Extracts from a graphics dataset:
○ ○ ○ ○ ○
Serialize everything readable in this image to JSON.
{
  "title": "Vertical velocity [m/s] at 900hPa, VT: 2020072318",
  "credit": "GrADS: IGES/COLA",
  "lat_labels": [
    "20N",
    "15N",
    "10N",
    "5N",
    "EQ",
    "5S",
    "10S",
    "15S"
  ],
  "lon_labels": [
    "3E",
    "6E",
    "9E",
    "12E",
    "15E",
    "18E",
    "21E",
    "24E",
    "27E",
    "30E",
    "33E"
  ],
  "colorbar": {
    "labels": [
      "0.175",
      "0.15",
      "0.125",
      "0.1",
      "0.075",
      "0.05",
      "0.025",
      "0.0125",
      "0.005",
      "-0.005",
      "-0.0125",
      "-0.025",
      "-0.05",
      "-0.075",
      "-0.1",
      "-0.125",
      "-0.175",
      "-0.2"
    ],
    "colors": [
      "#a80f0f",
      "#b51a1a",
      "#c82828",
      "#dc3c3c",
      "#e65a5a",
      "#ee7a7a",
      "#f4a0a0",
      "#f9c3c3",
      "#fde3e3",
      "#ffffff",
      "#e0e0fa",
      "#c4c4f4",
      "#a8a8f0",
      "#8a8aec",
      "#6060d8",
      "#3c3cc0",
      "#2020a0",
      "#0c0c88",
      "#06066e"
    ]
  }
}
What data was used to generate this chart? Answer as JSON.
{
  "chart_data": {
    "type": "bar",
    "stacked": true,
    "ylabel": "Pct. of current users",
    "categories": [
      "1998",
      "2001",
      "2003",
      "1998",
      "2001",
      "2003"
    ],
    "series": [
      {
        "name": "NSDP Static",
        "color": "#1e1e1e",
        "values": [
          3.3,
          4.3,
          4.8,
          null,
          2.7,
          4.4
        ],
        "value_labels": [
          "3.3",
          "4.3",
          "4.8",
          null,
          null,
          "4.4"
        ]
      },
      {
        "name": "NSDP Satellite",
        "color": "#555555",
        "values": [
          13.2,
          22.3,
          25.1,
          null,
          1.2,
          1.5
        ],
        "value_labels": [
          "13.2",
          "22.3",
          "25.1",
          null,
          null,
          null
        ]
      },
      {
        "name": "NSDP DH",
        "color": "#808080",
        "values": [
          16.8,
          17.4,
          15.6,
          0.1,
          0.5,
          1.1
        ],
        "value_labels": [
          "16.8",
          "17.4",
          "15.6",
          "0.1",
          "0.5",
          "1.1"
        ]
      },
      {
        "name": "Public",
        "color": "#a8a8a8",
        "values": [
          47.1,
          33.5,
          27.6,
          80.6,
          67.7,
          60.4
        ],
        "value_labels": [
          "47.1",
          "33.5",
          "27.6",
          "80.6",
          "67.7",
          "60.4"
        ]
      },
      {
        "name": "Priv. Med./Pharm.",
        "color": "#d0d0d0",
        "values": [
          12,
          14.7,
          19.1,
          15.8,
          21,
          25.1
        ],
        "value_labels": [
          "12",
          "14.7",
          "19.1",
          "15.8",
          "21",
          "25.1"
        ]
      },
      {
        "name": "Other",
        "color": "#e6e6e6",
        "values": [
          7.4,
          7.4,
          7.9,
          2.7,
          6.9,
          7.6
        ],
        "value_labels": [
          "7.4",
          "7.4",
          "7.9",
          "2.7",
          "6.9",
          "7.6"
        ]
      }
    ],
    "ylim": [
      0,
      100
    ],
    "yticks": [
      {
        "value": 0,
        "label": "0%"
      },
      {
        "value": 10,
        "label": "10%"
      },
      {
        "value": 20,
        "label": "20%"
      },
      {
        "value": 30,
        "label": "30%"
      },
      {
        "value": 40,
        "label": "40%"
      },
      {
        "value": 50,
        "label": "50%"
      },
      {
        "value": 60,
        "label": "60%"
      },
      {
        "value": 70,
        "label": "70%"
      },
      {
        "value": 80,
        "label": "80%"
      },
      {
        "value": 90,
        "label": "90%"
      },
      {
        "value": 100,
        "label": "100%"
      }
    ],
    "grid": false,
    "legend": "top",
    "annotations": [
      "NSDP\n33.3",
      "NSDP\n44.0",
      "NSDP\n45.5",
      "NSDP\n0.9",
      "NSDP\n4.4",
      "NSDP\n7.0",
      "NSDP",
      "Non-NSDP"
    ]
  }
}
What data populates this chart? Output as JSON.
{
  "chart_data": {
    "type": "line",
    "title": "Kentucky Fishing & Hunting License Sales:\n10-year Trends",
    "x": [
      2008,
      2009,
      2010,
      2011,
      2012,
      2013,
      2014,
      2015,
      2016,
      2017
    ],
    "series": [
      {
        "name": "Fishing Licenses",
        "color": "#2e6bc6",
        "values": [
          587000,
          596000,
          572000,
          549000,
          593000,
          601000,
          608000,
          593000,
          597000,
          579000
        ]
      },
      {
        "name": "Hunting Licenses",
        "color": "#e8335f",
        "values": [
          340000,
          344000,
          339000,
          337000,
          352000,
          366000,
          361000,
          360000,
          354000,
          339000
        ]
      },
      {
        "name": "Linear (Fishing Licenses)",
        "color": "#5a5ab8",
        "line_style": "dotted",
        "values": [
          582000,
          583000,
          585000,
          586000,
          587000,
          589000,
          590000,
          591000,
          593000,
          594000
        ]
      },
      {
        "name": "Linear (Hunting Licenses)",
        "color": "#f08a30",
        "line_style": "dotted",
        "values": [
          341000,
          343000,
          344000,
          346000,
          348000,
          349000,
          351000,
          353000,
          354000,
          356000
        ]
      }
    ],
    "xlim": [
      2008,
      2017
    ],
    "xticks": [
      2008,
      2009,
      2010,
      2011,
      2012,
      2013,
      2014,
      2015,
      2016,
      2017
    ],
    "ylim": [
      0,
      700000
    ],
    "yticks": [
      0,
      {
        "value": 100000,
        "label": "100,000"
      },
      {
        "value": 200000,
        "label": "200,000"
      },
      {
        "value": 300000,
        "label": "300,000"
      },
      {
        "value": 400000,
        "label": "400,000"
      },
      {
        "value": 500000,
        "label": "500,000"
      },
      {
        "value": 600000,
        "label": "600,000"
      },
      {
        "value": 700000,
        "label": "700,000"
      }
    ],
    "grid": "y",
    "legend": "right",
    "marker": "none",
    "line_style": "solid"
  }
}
○ ○ ○ ○ ○
*WRITTEN INSTRUCTION*: Write out every entry above, word for word.

*RESULT*:
Serialize everything readable in this image to JSON.
{
  "title": "Vertical velocity [m/s] at 900hPa, VT: 2020072318",
  "credit": "GrADS: IGES/COLA",
  "lat_labels": [
    "20N",
    "15N",
    "10N",
    "5N",
    "EQ",
    "5S",
    "10S",
    "15S"
  ],
  "lon_labels": [
    "3E",
    "6E",
    "9E",
    "12E",
    "15E",
    "18E",
    "21E",
    "24E",
    "27E",
    "30E",
    "33E"
  ],
  "colorbar": {
    "labels": [
      "0.175",
      "0.15",
      "0.125",
      "0.1",
      "0.075",
      "0.05",
      "0.025",
      "0.0125",
      "0.005",
      "-0.005",
      "-0.0125",
      "-0.025",
      "-0.05",
      "-0.075",
      "-0.1",
      "-0.125",
      "-0.175",
      "-0.2"
    ],
    "colors": [
      "#a80f0f",
      "#b51a1a",
      "#c82828",
      "#dc3c3c",
      "#e65a5a",
      "#ee7a7a",
      "#f4a0a0",
      "#f9c3c3",
      "#fde3e3",
      "#ffffff",
      "#e0e0fa",
      "#c4c4f4",
      "#a8a8f0",
      "#8a8aec",
      "#6060d8",
      "#3c3cc0",
      "#2020a0",
      "#0c0c88",
      "#06066e"
    ]
  }
}
What data was used to generate this chart? Answer as JSON.
{
  "chart_data": {
    "type": "bar",
    "stacked": true,
    "ylabel": "Pct. of current users",
    "categories": [
      "1998",
      "2001",
      "2003",
      "1998",
      "2001",
      "2003"
    ],
    "series": [
      {
        "name": "NSDP Static",
        "color": "#1e1e1e",
        "values": [
          3.3,
          4.3,
          4.8,
          null,
          2.7,
          4.4
        ],
        "value_labels": [
          "3.3",
          "4.3",
          "4.8",
          null,
          null,
          "4.4"
        ]
      },
      {
        "name": "NSDP Satellite",
        "color": "#555555",
        "values": [
          13.2,
          22.3,
          25.1,
          null,
          1.2,
          1.5
        ],
        "value_labels": [
          "13.2",
          "22.3",
          "25.1",
          null,
          null,
          null
        ]
      },
      {
        "name": "NSDP DH",
        "color": "#808080",
        "values": [
          16.8,
          17.4,
          15.6,
          0.1,
          0.5,
          1.1
        ],
        "value_labels": [
          "16.8",
          "17.4",
          "15.6",
          "0.1",
          "0.5",
          "1.1"
        ]
      },
      {
        "name": "Public",
        "color": "#a8a8a8",
        "values": [
          47.1,
          33.5,
          27.6,
          80.6,
          67.7,
          60.4
        ],
        "value_labels": [
          "47.1",
          "33.5",
          "27.6",
          "80.6",
          "67.7",
          "60.4"
        ]
      },
      {
        "name": "Priv. Med./Pharm.",
        "color": "#d0d0d0",
        "values": [
          12,
          14.7,
          19.1,
          15.8,
          21,
          25.1
        ],
        "value_labels": [
          "12",
          "14.7",
          "19.1",
          "15.8",
          "21",
          "25.1"
        ]
      },
      {
        "name": "Other",
        "color": "#e6e6e6",
        "values": [
          7.4,
          7.4,
          7.9,
          2.7,
          6.9,
          7.6
        ],
        "value_labels": [
          "7.4",
          "7.4",
          "7.9",
          "2.7",
          "6.9",
          "7.6"
        ]
      }
    ],
    "ylim": [
      0,
      100
    ],
    "yticks": [
      {
        "value": 0,
        "label": "0%"
      },
      {
        "value": 10,
        "label": "10%"
      },
      {
        "value": 20,
        "label": "20%"
      },
      {
        "value": 30,
        "label": "30%"
      },
      {
        "value": 40,
        "label": "40%"
      },
      {
        "value": 50,
        "label": "50%"
      },
      {
        "value": 60,
        "label": "60%"
      },
      {
        "value": 70,
        "label": "70%"
      },
      {
        "value": 80,
        "label": "80%"
      },
      {
        "value": 90,
        "label": "90%"
      },
      {
        "value": 100,
        "label": "100%"
      }
    ],
    "grid": false,
    "legend": "top",
    "annotations": [
      "NSDP\n33.3",
      "NSDP\n44.0",
      "NSDP\n45.5",
      "NSDP\n0.9",
      "NSDP\n4.4",
      "NSDP\n7.0",
      "NSDP",
      "Non-NSDP"
    ]
  }
}
What data populates this chart? Output as JSON.
{
  "chart_data": {
    "type": "line",
    "title": "Kentucky Fishing & Hunting License Sales:\n10-year Trends",
    "x": [
      2008,
      2009,
      2010,
      2011,
      2012,
      2013,
      2014,
      2015,
      2016,
      2017
    ],
    "series": [
      {
        "name": "Fishing Licenses",
        "color": "#2e6bc6",
        "values": [
          587000,
          596000,
          572000,
          549000,
          593000,
          601000,
          608000,
          593000,
          597000,
          579000
        ]
      },
      {
        "name": "Hunting Licenses",
        "color": "#e8335f",
        "values": [
          340000,
          344000,
          339000,
          337000,
          352000,
          366000,
          361000,
          360000,
          354000,
          339000
        ]
      },
      {
        "name": "Linear (Fishing Licenses)",
        "color": "#5a5ab8",
        "line_style": "dotted",
        "values": [
          582000,
          583000,
          585000,
          586000,
          587000,
          589000,
          590000,
          591000,
          593000,
          594000
        ]
      },
      {
        "name": "Linear (Hunting Licenses)",
        "color": "#f08a30",
        "line_style": "dotted",
        "values": [
          341000,
          343000,
          344000,
          346000,
          348000,
          349000,
          351000,
          353000,
          354000,
          356000
        ]
      }
    ],
    "xlim": [
      2008,
      2017
    ],
    "xticks": [
      2008,
      2009,
      2010,
      2011,
      2012,
      2013,
      2014,
      2015,
      2016,
      2017
    ],
    "ylim": [
      0,
      700000
    ],
    "yticks": [
      0,
      {
        "value": 100000,
        "label": "100,000"
      },
      {
        "value": 200000,
        "label": "200,000"
      },
      {
        "value": 300000,
        "label": "300,000"
      },
      {
        "value": 400000,
        "label": "400,000"
      },
      {
        "value": 500000,
        "label": "500,000"
      },
      {
        "value": 600000,
        "label": "600,000"
      },
      {
        "value": 700000,
        "label": "700,000"
      }
    ],
    "grid": "y",
    "legend": "right",
    "marker": "none",
    "line_style": "solid"
  }
}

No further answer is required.